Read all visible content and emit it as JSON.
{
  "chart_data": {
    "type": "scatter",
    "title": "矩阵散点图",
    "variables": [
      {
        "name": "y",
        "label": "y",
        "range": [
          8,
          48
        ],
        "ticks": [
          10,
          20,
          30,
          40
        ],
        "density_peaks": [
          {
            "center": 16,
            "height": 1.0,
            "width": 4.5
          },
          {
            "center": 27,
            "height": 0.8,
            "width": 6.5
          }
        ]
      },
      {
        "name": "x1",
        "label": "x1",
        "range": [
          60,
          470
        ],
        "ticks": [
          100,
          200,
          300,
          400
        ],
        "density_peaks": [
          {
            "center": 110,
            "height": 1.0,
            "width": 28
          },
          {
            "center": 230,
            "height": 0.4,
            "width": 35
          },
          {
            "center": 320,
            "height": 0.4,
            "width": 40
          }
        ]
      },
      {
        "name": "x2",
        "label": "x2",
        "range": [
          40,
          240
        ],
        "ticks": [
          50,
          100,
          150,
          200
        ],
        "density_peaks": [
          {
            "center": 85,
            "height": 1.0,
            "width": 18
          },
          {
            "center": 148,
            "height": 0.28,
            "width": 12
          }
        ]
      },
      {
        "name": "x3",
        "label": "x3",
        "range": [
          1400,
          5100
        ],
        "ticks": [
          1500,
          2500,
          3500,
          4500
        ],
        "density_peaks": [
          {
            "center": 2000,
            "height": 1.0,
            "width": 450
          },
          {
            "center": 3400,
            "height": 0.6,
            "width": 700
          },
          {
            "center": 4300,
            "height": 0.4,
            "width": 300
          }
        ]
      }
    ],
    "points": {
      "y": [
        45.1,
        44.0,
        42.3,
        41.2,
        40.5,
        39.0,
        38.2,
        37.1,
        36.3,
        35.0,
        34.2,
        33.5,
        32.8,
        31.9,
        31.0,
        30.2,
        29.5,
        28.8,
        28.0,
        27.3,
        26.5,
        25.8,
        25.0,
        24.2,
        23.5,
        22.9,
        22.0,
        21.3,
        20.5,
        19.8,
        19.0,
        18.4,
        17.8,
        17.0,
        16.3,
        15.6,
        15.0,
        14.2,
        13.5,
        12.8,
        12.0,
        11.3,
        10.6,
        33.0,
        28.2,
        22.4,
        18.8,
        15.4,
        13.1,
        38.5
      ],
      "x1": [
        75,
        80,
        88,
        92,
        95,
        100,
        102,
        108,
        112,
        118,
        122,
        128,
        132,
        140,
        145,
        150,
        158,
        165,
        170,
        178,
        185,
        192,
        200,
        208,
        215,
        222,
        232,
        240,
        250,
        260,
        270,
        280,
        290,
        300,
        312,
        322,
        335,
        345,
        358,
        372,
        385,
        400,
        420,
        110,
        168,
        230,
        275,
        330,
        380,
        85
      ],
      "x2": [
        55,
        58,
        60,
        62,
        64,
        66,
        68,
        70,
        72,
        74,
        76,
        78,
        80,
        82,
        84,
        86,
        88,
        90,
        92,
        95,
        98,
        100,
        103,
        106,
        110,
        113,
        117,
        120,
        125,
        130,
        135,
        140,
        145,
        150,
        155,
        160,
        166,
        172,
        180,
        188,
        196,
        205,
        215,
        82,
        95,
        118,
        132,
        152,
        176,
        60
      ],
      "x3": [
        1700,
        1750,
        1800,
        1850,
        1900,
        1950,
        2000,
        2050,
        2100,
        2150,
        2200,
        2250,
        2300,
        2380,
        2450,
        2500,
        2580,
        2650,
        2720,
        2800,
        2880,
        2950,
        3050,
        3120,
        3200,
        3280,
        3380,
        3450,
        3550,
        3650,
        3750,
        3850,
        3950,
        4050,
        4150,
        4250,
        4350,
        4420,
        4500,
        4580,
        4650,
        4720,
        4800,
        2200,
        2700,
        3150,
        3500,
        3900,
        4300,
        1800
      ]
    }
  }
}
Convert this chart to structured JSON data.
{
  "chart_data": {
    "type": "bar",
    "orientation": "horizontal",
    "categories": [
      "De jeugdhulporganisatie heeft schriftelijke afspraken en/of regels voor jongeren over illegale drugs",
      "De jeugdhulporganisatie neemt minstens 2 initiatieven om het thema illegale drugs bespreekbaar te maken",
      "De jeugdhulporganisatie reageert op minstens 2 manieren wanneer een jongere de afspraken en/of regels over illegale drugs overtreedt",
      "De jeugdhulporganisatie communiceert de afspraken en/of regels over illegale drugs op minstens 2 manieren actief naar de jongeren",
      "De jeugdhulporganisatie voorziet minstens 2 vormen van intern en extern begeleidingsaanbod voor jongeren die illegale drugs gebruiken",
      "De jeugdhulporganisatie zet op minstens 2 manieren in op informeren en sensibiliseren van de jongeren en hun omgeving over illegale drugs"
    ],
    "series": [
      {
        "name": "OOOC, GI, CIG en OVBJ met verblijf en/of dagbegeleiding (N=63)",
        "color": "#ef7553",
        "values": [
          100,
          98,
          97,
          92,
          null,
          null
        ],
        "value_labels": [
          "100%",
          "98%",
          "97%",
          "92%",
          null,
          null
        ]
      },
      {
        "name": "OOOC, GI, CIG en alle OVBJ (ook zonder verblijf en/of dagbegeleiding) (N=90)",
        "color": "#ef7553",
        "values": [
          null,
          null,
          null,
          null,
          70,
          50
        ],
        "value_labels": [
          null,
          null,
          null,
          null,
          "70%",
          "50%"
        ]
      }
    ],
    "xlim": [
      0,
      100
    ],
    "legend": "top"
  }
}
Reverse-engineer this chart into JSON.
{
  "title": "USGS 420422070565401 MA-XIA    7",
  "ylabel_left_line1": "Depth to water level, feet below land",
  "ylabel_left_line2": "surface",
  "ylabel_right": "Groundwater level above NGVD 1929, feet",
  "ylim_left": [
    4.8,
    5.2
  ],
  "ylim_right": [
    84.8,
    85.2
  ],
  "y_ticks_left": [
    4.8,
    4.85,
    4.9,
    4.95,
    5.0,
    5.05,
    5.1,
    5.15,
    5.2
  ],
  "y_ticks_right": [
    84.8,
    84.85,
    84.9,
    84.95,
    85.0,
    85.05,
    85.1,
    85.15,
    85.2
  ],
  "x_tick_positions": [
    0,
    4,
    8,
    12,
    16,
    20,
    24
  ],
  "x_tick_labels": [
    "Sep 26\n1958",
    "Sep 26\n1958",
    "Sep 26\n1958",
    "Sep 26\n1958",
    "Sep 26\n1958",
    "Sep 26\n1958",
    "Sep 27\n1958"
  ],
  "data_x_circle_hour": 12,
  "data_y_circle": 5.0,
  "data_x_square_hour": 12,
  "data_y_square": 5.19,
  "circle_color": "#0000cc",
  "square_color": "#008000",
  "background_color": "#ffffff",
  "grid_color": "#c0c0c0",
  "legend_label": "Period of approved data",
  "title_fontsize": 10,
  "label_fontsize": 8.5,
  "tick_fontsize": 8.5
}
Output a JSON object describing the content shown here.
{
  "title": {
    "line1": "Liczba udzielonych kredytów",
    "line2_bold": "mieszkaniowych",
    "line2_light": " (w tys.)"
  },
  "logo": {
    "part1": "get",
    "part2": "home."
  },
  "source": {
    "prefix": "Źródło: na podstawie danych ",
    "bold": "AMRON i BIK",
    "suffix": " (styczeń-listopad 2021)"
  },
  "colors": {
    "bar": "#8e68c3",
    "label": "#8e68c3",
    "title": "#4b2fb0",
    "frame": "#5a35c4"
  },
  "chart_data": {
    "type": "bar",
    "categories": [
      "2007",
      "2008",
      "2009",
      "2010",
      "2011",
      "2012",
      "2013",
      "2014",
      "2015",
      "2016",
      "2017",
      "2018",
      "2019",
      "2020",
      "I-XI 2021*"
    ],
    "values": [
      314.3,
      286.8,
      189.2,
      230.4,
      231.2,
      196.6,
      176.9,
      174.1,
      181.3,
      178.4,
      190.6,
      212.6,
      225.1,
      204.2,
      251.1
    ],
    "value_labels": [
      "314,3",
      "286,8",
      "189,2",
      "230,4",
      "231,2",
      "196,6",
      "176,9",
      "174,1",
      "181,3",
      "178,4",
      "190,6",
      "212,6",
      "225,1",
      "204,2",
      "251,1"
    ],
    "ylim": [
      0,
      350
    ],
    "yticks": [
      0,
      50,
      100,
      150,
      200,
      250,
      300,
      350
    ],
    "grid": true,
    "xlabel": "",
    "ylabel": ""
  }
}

## Exercise:
Repeat exactly the lines starting at the line with "Output a JSON" and ending with the final line of the entries. Include nothing else.

## Exercise output:
Output a JSON object describing the content shown here.
{
  "title": {
    "line1": "Liczba udzielonych kredytów",
    "line2_bold": "mieszkaniowych",
    "line2_light": " (w tys.)"
  },
  "logo": {
    "part1": "get",
    "part2": "home."
  },
  "source": {
    "prefix": "Źródło: na podstawie danych ",
    "bold": "AMRON i BIK",
    "suffix": " (styczeń-listopad 2021)"
  },
  "colors": {
    "bar": "#8e68c3",
    "label": "#8e68c3",
    "title": "#4b2fb0",
    "frame": "#5a35c4"
  },
  "chart_data": {
    "type": "bar",
    "categories": [
      "2007",
      "2008",
      "2009",
      "2010",
      "2011",
      "2012",
      "2013",
      "2014",
      "2015",
      "2016",
      "2017",
      "2018",
      "2019",
      "2020",
      "I-XI 2021*"
    ],
    "values": [
      314.3,
      286.8,
      189.2,
      230.4,
      231.2,
      196.6,
      176.9,
      174.1,
      181.3,
      178.4,
      190.6,
      212.6,
      225.1,
      204.2,
      251.1
    ],
    "value_labels": [
      "314,3",
      "286,8",
      "189,2",
      "230,4",
      "231,2",
      "196,6",
      "176,9",
      "174,1",
      "181,3",
      "178,4",
      "190,6",
      "212,6",
      "225,1",
      "204,2",
      "251,1"
    ],
    "ylim": [
      0,
      350
    ],
    "yticks": [
      0,
      50,
      100,
      150,
      200,
      250,
      300,
      350
    ],
    "grid": true,
    "xlabel": "",
    "ylabel": ""
  }
}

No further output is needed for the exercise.